**EXERCISE INSTRUCTIONS:**
Output exactly the lines from the line with "Convert this document image to plain text." through the end of the records below. Include nothing else.

**TASK DATA:**
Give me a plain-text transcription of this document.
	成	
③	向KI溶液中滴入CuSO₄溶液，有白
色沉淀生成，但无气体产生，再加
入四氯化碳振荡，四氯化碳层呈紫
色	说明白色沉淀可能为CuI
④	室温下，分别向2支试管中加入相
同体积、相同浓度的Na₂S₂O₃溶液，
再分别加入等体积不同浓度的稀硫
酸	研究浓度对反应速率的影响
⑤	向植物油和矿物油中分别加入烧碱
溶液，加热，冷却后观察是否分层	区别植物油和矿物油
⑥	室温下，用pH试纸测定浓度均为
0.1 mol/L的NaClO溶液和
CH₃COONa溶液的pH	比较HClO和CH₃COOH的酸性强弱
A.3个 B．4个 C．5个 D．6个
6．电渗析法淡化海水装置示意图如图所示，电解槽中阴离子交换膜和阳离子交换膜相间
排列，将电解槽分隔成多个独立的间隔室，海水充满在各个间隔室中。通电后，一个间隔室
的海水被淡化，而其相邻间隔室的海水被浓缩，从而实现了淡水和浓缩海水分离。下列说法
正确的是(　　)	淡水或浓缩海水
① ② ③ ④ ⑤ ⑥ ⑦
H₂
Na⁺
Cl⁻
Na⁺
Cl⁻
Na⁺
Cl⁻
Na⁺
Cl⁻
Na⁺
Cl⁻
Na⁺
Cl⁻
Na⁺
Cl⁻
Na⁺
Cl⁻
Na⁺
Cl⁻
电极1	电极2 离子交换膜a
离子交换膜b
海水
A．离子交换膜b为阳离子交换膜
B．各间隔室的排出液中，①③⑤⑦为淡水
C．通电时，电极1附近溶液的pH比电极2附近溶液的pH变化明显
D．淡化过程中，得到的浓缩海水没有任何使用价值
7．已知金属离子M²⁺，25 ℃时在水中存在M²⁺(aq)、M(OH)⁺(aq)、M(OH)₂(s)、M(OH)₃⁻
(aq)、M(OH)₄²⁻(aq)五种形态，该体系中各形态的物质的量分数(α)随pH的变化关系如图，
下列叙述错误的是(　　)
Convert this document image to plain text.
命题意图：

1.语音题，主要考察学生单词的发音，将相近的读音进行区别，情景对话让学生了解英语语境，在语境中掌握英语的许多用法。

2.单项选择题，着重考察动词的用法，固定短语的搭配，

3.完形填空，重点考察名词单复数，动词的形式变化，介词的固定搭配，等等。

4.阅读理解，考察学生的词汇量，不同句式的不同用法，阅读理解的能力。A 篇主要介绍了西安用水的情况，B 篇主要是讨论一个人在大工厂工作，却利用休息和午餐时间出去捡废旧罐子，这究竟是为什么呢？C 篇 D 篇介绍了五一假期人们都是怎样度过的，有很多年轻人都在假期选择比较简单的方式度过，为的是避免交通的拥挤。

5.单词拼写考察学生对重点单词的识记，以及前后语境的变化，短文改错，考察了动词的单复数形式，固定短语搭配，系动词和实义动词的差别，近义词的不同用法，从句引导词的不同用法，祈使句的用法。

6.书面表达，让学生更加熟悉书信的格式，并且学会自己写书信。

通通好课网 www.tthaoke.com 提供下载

**SOLUTION FOR THIS TASK:**
Convert this document image to plain text.
命题意图：

1.语音题，主要考察学生单词的发音，将相近的读音进行区别，情景对话让学生了解英语语境，在语境中掌握英语的许多用法。

2.单项选择题，着重考察动词的用法，固定短语的搭配，

3.完形填空，重点考察名词单复数，动词的形式变化，介词的固定搭配，等等。

4.阅读理解，考察学生的词汇量，不同句式的不同用法，阅读理解的能力。A 篇主要介绍了西安用水的情况，B 篇主要是讨论一个人在大工厂工作，却利用休息和午餐时间出去捡废旧罐子，这究竟是为什么呢？C 篇 D 篇介绍了五一假期人们都是怎样度过的，有很多年轻人都在假期选择比较简单的方式度过，为的是避免交通的拥挤。

5.单词拼写考察学生对重点单词的识记，以及前后语境的变化，短文改错，考察了动词的单复数形式，固定短语搭配，系动词和实义动词的差别，近义词的不同用法，从句引导词的不同用法，祈使句的用法。

6.书面表达，让学生更加熟悉书信的格式，并且学会自己写书信。

通通好课网 www.tthaoke.com 提供下载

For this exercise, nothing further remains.